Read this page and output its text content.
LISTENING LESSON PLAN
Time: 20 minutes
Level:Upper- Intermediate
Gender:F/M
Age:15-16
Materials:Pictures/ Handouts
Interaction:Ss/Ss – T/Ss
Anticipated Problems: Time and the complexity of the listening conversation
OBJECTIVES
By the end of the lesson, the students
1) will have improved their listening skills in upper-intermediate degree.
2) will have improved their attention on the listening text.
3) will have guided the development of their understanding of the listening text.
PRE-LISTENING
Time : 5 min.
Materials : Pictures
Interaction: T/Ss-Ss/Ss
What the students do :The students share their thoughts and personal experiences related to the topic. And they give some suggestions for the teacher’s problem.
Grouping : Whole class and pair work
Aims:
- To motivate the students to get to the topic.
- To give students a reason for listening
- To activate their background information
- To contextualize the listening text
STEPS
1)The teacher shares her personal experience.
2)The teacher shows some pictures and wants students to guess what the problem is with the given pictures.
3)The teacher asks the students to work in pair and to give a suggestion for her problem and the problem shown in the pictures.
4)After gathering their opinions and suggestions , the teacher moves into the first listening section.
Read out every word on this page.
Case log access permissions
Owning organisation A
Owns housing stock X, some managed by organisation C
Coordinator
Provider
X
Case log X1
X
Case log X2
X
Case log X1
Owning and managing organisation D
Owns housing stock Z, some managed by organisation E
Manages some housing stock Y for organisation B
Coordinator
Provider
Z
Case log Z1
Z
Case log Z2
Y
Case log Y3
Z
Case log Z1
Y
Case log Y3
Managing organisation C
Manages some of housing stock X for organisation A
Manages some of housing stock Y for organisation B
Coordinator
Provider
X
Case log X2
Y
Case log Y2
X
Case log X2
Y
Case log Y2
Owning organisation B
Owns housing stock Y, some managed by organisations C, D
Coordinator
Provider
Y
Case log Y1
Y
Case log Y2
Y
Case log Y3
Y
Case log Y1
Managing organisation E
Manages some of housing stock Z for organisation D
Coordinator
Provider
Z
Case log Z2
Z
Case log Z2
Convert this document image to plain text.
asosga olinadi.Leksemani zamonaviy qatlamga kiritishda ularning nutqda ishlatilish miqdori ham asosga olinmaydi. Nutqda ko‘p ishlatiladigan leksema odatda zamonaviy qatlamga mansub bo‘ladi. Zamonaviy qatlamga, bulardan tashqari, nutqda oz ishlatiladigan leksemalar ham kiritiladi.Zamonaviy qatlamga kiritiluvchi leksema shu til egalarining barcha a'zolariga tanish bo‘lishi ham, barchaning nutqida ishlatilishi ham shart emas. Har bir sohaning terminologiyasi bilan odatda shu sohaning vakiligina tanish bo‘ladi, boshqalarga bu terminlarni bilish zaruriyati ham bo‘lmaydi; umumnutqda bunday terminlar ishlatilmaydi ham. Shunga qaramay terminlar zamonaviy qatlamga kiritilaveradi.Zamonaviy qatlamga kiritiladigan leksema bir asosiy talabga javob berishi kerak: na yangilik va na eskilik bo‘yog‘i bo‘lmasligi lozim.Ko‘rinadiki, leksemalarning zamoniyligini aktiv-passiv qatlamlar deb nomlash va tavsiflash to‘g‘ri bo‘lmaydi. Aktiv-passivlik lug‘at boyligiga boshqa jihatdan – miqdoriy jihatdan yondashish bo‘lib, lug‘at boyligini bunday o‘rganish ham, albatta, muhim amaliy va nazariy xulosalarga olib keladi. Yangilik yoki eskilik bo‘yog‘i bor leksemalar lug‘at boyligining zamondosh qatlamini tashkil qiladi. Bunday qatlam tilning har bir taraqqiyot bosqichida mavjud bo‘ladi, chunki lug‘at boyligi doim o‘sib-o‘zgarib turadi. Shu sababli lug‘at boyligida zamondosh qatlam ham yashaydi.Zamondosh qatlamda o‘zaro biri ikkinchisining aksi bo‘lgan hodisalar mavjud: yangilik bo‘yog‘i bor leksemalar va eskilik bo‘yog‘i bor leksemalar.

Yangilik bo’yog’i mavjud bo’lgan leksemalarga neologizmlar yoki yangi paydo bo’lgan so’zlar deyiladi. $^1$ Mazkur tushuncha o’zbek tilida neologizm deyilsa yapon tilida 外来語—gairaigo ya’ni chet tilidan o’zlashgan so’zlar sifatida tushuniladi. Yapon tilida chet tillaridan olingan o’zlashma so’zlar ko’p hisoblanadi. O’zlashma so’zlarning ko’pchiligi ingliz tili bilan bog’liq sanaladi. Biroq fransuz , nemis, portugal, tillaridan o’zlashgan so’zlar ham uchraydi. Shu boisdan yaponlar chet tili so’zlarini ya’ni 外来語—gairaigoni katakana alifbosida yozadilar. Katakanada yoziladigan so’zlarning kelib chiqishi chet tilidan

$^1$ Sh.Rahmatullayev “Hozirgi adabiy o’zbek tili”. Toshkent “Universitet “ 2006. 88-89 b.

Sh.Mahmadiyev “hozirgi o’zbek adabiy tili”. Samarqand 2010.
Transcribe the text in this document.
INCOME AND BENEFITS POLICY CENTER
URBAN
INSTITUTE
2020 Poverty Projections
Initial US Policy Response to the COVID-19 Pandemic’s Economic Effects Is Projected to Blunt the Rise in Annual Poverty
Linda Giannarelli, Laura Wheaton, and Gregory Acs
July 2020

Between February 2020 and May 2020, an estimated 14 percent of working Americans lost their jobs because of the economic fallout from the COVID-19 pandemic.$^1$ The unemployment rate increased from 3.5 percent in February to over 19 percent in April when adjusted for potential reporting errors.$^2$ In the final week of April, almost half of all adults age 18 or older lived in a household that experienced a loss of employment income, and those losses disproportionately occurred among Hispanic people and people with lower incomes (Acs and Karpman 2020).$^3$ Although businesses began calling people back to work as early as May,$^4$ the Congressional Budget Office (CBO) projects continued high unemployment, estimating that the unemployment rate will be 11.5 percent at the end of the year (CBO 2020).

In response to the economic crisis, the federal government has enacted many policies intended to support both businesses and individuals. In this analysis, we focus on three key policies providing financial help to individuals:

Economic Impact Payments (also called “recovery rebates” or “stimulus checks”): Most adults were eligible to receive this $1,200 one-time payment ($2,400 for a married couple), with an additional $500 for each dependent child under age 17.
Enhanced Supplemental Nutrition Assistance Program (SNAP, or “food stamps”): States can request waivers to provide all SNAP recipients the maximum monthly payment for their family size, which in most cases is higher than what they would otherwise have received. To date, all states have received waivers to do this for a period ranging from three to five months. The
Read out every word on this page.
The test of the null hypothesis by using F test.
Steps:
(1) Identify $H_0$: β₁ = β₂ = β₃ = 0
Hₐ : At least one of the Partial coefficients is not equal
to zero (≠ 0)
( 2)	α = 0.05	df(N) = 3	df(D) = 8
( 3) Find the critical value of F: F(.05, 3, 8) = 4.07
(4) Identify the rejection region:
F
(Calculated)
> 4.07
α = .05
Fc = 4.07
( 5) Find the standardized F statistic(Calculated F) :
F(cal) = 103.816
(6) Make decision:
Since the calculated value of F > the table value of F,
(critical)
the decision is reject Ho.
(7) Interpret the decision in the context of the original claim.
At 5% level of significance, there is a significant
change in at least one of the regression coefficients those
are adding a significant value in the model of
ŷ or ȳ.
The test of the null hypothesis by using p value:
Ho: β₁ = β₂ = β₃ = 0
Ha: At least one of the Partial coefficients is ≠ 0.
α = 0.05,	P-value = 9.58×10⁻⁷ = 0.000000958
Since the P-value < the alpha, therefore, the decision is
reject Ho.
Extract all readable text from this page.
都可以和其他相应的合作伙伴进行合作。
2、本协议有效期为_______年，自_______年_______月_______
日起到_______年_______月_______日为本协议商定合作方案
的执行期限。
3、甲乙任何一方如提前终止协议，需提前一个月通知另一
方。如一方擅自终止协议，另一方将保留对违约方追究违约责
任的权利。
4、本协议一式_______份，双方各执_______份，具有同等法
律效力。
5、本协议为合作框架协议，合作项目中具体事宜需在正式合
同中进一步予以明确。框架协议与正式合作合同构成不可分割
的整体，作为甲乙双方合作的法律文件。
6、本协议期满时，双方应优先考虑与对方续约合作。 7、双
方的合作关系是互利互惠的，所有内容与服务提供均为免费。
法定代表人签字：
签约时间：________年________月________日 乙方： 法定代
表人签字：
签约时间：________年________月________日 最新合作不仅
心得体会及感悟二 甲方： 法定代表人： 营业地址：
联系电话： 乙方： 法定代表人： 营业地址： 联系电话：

---

_To be done_
Print again the material above, limited to the lines from the one holding "Extract all readable text from this page." through the last, inclusive.

_Solution to the problem_
Extract all readable text from this page.
都可以和其他相应的合作伙伴进行合作。
2、本协议有效期为_______年，自_______年_______月_______
日起到_______年_______月_______日为本协议商定合作方案
的执行期限。
3、甲乙任何一方如提前终止协议，需提前一个月通知另一
方。如一方擅自终止协议，另一方将保留对违约方追究违约责
任的权利。
4、本协议一式_______份，双方各执_______份，具有同等法
律效力。
5、本协议为合作框架协议，合作项目中具体事宜需在正式合
同中进一步予以明确。框架协议与正式合作合同构成不可分割
的整体，作为甲乙双方合作的法律文件。
6、本协议期满时，双方应优先考虑与对方续约合作。 7、双
方的合作关系是互利互惠的，所有内容与服务提供均为免费。
法定代表人签字：
签约时间：________年________月________日 乙方： 法定代
表人签字：
签约时间：________年________月________日 最新合作不仅
心得体会及感悟二 甲方： 法定代表人： 营业地址：
联系电话： 乙方： 法定代表人： 营业地址： 联系电话：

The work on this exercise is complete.